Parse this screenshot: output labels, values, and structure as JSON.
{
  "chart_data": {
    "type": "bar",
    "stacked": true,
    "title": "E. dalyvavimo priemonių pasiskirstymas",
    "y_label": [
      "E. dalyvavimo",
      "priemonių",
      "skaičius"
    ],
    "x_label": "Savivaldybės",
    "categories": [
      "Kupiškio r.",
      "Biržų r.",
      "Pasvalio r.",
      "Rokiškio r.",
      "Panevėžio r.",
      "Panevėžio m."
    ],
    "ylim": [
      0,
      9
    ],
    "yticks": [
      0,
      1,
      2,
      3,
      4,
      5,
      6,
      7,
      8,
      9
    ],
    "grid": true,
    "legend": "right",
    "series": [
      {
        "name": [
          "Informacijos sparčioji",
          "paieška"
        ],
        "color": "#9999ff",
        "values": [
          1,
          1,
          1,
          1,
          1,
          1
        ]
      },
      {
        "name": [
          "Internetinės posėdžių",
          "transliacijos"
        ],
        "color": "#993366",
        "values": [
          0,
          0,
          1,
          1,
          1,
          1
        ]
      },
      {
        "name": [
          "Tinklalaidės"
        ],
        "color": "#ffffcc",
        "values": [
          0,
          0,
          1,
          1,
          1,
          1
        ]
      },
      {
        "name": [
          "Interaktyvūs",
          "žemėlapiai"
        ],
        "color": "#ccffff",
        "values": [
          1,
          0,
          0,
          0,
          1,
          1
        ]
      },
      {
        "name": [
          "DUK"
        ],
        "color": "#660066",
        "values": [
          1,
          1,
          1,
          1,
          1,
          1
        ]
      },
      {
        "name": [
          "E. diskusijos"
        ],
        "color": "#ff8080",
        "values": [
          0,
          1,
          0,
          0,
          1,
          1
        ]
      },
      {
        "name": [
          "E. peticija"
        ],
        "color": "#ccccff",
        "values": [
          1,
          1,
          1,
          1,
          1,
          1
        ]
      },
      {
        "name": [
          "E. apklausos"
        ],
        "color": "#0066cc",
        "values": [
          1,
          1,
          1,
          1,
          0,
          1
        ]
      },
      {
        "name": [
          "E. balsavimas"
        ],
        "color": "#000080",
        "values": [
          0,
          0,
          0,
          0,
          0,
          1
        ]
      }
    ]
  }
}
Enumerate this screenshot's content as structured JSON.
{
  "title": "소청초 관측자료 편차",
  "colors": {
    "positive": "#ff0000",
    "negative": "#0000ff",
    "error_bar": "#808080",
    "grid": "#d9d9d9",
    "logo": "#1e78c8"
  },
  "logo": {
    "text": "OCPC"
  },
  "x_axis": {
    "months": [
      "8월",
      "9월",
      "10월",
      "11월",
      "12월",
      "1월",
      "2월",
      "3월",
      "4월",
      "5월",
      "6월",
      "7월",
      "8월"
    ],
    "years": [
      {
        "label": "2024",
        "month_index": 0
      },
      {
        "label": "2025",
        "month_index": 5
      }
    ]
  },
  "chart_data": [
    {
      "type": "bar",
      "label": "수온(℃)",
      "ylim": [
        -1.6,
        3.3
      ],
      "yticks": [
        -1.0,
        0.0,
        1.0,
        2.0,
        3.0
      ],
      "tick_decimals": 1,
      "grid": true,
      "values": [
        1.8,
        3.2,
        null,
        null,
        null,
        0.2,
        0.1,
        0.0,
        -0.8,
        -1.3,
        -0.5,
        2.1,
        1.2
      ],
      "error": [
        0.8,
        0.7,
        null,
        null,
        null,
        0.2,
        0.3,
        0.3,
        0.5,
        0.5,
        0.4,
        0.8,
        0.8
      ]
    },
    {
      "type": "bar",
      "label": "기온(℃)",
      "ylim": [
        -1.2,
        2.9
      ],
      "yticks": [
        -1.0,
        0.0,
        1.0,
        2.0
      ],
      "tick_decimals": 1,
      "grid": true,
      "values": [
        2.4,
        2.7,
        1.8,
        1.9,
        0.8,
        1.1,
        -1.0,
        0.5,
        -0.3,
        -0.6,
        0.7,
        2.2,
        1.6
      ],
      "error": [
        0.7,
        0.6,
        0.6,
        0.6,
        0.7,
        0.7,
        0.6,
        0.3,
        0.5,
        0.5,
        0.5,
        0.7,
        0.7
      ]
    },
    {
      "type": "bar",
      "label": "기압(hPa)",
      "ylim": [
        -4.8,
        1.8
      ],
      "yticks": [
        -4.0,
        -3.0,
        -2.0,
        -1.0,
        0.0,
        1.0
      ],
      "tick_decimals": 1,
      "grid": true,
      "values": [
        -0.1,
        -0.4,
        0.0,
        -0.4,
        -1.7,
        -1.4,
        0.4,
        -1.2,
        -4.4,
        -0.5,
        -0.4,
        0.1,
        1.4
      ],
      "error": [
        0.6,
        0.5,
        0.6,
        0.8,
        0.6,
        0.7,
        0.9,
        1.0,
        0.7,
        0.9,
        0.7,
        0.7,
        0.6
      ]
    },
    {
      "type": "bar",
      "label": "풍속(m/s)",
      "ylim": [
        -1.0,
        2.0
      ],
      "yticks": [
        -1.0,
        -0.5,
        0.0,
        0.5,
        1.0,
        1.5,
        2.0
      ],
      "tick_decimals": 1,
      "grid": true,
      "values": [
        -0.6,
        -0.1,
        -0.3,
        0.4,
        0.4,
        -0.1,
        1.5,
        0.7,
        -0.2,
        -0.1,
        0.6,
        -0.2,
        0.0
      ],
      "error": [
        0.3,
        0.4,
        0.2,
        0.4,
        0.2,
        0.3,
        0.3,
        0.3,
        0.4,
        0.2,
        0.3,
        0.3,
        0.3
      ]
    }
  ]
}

# # # # # # #

§ What to produce
Extract all the material, leaving every line as it is.

§ Expected answer
Parse this screenshot: output labels, values, and structure as JSON.
{
  "chart_data": {
    "type": "bar",
    "stacked": true,
    "title": "E. dalyvavimo priemonių pasiskirstymas",
    "y_label": [
      "E. dalyvavimo",
      "priemonių",
      "skaičius"
    ],
    "x_label": "Savivaldybės",
    "categories": [
      "Kupiškio r.",
      "Biržų r.",
      "Pasvalio r.",
      "Rokiškio r.",
      "Panevėžio r.",
      "Panevėžio m."
    ],
    "ylim": [
      0,
      9
    ],
    "yticks": [
      0,
      1,
      2,
      3,
      4,
      5,
      6,
      7,
      8,
      9
    ],
    "grid": true,
    "legend": "right",
    "series": [
      {
        "name": [
          "Informacijos sparčioji",
          "paieška"
        ],
        "color": "#9999ff",
        "values": [
          1,
          1,
          1,
          1,
          1,
          1
        ]
      },
      {
        "name": [
          "Internetinės posėdžių",
          "transliacijos"
        ],
        "color": "#993366",
        "values": [
          0,
          0,
          1,
          1,
          1,
          1
        ]
      },
      {
        "name": [
          "Tinklalaidės"
        ],
        "color": "#ffffcc",
        "values": [
          0,
          0,
          1,
          1,
          1,
          1
        ]
      },
      {
        "name": [
          "Interaktyvūs",
          "žemėlapiai"
        ],
        "color": "#ccffff",
        "values": [
          1,
          0,
          0,
          0,
          1,
          1
        ]
      },
      {
        "name": [
          "DUK"
        ],
        "color": "#660066",
        "values": [
          1,
          1,
          1,
          1,
          1,
          1
        ]
      },
      {
        "name": [
          "E. diskusijos"
        ],
        "color": "#ff8080",
        "values": [
          0,
          1,
          0,
          0,
          1,
          1
        ]
      },
      {
        "name": [
          "E. peticija"
        ],
        "color": "#ccccff",
        "values": [
          1,
          1,
          1,
          1,
          1,
          1
        ]
      },
      {
        "name": [
          "E. apklausos"
        ],
        "color": "#0066cc",
        "values": [
          1,
          1,
          1,
          1,
          0,
          1
        ]
      },
      {
        "name": [
          "E. balsavimas"
        ],
        "color": "#000080",
        "values": [
          0,
          0,
          0,
          0,
          0,
          1
        ]
      }
    ]
  }
}
Enumerate this screenshot's content as structured JSON.
{
  "title": "소청초 관측자료 편차",
  "colors": {
    "positive": "#ff0000",
    "negative": "#0000ff",
    "error_bar": "#808080",
    "grid": "#d9d9d9",
    "logo": "#1e78c8"
  },
  "logo": {
    "text": "OCPC"
  },
  "x_axis": {
    "months": [
      "8월",
      "9월",
      "10월",
      "11월",
      "12월",
      "1월",
      "2월",
      "3월",
      "4월",
      "5월",
      "6월",
      "7월",
      "8월"
    ],
    "years": [
      {
        "label": "2024",
        "month_index": 0
      },
      {
        "label": "2025",
        "month_index": 5
      }
    ]
  },
  "chart_data": [
    {
      "type": "bar",
      "label": "수온(℃)",
      "ylim": [
        -1.6,
        3.3
      ],
      "yticks": [
        -1.0,
        0.0,
        1.0,
        2.0,
        3.0
      ],
      "tick_decimals": 1,
      "grid": true,
      "values": [
        1.8,
        3.2,
        null,
        null,
        null,
        0.2,
        0.1,
        0.0,
        -0.8,
        -1.3,
        -0.5,
        2.1,
        1.2
      ],
      "error": [
        0.8,
        0.7,
        null,
        null,
        null,
        0.2,
        0.3,
        0.3,
        0.5,
        0.5,
        0.4,
        0.8,
        0.8
      ]
    },
    {
      "type": "bar",
      "label": "기온(℃)",
      "ylim": [
        -1.2,
        2.9
      ],
      "yticks": [
        -1.0,
        0.0,
        1.0,
        2.0
      ],
      "tick_decimals": 1,
      "grid": true,
      "values": [
        2.4,
        2.7,
        1.8,
        1.9,
        0.8,
        1.1,
        -1.0,
        0.5,
        -0.3,
        -0.6,
        0.7,
        2.2,
        1.6
      ],
      "error": [
        0.7,
        0.6,
        0.6,
        0.6,
        0.7,
        0.7,
        0.6,
        0.3,
        0.5,
        0.5,
        0.5,
        0.7,
        0.7
      ]
    },
    {
      "type": "bar",
      "label": "기압(hPa)",
      "ylim": [
        -4.8,
        1.8
      ],
      "yticks": [
        -4.0,
        -3.0,
        -2.0,
        -1.0,
        0.0,
        1.0
      ],
      "tick_decimals": 1,
      "grid": true,
      "values": [
        -0.1,
        -0.4,
        0.0,
        -0.4,
        -1.7,
        -1.4,
        0.4,
        -1.2,
        -4.4,
        -0.5,
        -0.4,
        0.1,
        1.4
      ],
      "error": [
        0.6,
        0.5,
        0.6,
        0.8,
        0.6,
        0.7,
        0.9,
        1.0,
        0.7,
        0.9,
        0.7,
        0.7,
        0.6
      ]
    },
    {
      "type": "bar",
      "label": "풍속(m/s)",
      "ylim": [
        -1.0,
        2.0
      ],
      "yticks": [
        -1.0,
        -0.5,
        0.0,
        0.5,
        1.0,
        1.5,
        2.0
      ],
      "tick_decimals": 1,
      "grid": true,
      "values": [
        -0.6,
        -0.1,
        -0.3,
        0.4,
        0.4,
        -0.1,
        1.5,
        0.7,
        -0.2,
        -0.1,
        0.6,
        -0.2,
        0.0
      ],
      "error": [
        0.3,
        0.4,
        0.2,
        0.4,
        0.2,
        0.3,
        0.3,
        0.3,
        0.4,
        0.2,
        0.3,
        0.3,
        0.3
      ]
    }
  ]
}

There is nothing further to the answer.